Go through the entries below and count the lines holding the word "Weight". Reply with only the number, please.

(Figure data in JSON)
########

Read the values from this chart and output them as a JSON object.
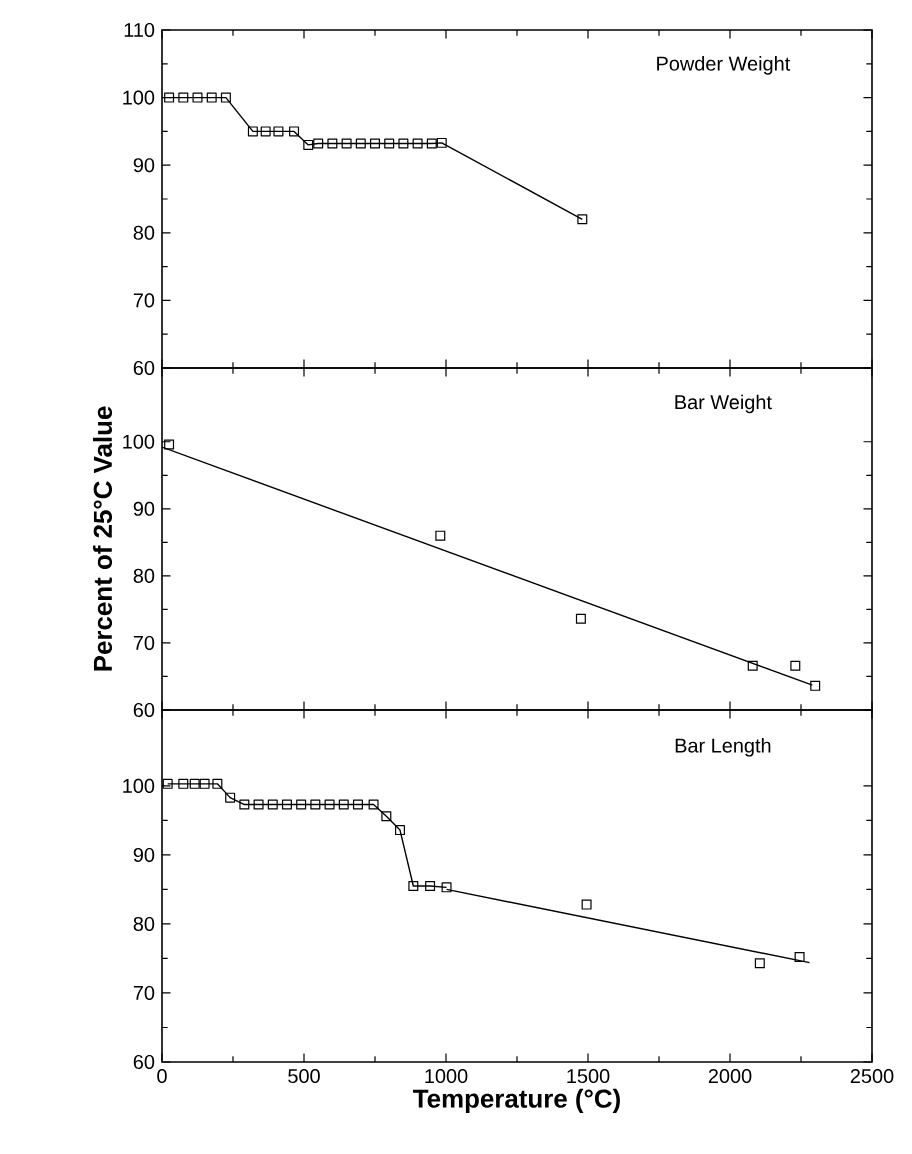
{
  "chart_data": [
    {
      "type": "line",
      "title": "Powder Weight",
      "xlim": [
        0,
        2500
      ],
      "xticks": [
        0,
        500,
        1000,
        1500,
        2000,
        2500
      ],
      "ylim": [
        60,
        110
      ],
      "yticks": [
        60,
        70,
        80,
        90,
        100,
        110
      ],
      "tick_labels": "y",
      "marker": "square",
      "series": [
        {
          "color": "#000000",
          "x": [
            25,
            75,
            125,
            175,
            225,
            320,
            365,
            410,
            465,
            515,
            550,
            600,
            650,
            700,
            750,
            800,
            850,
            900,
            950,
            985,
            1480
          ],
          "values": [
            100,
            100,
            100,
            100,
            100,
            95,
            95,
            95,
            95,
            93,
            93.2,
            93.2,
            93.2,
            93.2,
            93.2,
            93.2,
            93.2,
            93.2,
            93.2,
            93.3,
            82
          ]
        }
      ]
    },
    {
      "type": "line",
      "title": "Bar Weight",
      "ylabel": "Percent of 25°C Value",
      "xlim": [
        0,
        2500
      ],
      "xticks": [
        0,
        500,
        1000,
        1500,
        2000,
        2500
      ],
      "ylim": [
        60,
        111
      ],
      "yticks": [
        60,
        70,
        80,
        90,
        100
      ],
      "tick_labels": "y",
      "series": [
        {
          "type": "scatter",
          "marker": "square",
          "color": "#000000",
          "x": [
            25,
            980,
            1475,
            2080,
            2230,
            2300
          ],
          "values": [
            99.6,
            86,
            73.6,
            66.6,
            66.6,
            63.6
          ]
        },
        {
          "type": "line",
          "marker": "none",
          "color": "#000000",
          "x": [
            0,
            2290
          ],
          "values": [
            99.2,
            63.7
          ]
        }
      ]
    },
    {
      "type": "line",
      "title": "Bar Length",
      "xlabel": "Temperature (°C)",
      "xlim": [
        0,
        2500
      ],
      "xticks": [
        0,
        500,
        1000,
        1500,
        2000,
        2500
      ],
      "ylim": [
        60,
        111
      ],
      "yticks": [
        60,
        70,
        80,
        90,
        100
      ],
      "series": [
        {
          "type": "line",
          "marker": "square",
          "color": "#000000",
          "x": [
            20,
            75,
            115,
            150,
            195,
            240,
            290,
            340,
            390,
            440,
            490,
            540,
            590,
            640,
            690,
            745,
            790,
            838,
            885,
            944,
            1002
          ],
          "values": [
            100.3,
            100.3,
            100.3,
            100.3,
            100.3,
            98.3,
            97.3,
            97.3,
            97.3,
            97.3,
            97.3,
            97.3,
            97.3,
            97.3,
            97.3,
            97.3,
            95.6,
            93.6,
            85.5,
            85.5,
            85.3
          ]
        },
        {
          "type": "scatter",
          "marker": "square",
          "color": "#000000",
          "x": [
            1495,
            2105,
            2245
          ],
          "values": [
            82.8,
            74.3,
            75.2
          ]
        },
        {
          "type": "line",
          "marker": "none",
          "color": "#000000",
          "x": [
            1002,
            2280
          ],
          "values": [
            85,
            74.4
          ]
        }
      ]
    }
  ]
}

########

▶ [Answer]: 2